Start of Listing

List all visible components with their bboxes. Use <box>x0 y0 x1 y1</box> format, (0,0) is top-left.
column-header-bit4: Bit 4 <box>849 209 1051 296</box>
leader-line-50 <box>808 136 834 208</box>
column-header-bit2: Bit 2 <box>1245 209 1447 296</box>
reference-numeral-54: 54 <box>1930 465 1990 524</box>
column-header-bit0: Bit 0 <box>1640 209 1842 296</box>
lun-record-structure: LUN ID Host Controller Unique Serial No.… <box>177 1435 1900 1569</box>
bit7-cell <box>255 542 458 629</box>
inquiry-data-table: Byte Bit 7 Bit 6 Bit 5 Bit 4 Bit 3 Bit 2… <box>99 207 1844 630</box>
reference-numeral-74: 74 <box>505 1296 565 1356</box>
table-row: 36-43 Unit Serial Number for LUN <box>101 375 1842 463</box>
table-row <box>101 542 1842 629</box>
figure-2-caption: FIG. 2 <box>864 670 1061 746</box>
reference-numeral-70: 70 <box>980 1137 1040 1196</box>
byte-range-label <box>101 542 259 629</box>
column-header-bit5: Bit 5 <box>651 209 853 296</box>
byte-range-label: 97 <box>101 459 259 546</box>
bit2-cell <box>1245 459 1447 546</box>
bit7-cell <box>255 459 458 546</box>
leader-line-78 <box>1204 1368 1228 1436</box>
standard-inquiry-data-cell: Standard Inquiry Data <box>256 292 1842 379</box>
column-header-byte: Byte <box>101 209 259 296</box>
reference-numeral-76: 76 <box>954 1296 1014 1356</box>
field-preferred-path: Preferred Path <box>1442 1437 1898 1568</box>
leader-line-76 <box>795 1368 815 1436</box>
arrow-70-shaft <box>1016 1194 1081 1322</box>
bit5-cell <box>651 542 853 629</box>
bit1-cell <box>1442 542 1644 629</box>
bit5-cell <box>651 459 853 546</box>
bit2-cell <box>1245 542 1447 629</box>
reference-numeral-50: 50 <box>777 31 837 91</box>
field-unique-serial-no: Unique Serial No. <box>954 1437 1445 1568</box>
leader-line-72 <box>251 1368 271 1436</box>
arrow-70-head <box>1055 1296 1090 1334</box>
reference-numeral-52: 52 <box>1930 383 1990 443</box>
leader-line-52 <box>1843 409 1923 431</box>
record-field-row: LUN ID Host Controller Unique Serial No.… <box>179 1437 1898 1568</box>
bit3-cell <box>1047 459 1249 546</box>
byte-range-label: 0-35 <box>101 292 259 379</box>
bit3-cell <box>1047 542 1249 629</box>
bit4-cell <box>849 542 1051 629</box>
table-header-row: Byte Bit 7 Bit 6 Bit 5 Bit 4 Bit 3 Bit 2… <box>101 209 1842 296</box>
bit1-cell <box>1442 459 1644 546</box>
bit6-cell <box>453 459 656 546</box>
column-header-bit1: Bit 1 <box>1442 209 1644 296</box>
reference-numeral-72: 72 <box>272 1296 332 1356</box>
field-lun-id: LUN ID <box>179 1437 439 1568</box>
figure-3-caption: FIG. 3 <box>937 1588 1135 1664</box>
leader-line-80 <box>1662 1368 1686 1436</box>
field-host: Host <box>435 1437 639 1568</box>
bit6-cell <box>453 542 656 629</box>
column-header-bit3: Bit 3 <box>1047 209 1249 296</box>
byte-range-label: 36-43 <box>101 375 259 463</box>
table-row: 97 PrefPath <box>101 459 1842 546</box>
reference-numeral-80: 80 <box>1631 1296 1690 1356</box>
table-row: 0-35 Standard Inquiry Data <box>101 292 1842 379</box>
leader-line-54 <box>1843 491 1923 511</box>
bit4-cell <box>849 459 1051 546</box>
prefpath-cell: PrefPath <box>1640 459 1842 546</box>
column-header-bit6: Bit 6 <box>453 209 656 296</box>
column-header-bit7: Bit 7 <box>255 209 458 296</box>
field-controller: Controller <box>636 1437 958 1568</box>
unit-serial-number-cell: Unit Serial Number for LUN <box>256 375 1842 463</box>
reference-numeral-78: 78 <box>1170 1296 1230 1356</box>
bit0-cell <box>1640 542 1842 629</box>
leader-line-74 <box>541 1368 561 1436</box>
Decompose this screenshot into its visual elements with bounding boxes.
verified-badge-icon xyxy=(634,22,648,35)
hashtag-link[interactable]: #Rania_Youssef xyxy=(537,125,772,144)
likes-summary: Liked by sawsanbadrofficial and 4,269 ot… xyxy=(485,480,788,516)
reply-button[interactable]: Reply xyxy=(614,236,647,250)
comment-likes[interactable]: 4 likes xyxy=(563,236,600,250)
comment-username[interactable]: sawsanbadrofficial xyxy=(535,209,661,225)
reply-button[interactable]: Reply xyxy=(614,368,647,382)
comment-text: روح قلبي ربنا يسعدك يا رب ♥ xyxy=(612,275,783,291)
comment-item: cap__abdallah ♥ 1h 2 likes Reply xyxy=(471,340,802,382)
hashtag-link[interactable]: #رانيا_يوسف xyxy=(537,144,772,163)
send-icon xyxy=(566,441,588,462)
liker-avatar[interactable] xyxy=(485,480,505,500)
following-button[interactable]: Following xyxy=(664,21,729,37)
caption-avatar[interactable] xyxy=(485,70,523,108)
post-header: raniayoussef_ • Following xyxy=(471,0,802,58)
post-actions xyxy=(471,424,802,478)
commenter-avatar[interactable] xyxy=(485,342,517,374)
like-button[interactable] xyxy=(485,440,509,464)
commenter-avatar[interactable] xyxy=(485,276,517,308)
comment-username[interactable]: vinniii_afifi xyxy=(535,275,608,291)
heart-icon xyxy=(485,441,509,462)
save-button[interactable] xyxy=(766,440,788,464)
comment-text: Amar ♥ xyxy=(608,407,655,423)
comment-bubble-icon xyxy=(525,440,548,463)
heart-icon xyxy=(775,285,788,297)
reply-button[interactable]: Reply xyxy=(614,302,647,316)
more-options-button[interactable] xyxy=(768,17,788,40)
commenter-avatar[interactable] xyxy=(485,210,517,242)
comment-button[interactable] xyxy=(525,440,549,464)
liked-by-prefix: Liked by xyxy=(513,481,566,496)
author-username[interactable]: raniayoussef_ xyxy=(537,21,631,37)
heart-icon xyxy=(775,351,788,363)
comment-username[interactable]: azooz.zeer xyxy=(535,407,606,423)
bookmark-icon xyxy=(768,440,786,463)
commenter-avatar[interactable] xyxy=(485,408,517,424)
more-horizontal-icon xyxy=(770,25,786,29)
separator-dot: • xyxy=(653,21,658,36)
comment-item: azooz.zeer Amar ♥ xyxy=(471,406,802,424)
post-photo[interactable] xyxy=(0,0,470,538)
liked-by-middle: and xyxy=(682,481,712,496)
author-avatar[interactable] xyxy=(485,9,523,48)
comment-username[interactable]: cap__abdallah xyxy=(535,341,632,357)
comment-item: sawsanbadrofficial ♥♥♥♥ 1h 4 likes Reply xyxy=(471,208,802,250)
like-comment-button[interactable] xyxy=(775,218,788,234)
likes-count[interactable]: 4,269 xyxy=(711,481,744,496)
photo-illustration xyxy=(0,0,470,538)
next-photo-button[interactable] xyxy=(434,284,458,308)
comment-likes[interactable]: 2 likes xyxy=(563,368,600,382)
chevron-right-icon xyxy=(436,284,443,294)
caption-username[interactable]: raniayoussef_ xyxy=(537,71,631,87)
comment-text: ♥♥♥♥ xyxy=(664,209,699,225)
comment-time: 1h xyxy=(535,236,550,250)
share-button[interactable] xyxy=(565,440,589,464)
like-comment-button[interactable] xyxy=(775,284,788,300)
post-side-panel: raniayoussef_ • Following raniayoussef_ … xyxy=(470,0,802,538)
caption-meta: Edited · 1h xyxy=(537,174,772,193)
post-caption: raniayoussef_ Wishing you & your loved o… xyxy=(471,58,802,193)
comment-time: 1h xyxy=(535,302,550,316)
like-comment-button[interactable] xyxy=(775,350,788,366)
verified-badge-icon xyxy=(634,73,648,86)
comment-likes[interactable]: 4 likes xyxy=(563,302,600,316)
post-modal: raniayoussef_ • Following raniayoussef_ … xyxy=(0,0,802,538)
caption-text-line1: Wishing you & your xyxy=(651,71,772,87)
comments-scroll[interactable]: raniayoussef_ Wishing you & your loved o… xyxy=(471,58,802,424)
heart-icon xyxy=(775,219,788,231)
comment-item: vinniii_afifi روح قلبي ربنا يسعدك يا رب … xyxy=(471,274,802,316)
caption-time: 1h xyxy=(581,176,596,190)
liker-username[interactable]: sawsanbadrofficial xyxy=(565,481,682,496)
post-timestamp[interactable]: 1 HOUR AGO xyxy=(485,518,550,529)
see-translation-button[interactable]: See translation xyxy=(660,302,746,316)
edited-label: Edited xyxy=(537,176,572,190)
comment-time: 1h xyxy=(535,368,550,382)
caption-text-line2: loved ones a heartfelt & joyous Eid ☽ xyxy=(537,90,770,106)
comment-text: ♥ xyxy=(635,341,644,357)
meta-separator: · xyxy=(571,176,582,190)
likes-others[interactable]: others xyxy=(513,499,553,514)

End of Listing

**Given request**
Write out everything from the start of the records down to the line containing "column-header-bit2: Bit 2", copying each line exactly.

**The reply**
List all visible components with their bboxes. Use <box>x0 y0 x1 y1</box> format, (0,0) is top-left.
column-header-bit4: Bit 4 <box>849 209 1051 296</box>
leader-line-50 <box>808 136 834 208</box>
column-header-bit2: Bit 2 <box>1245 209 1447 296</box>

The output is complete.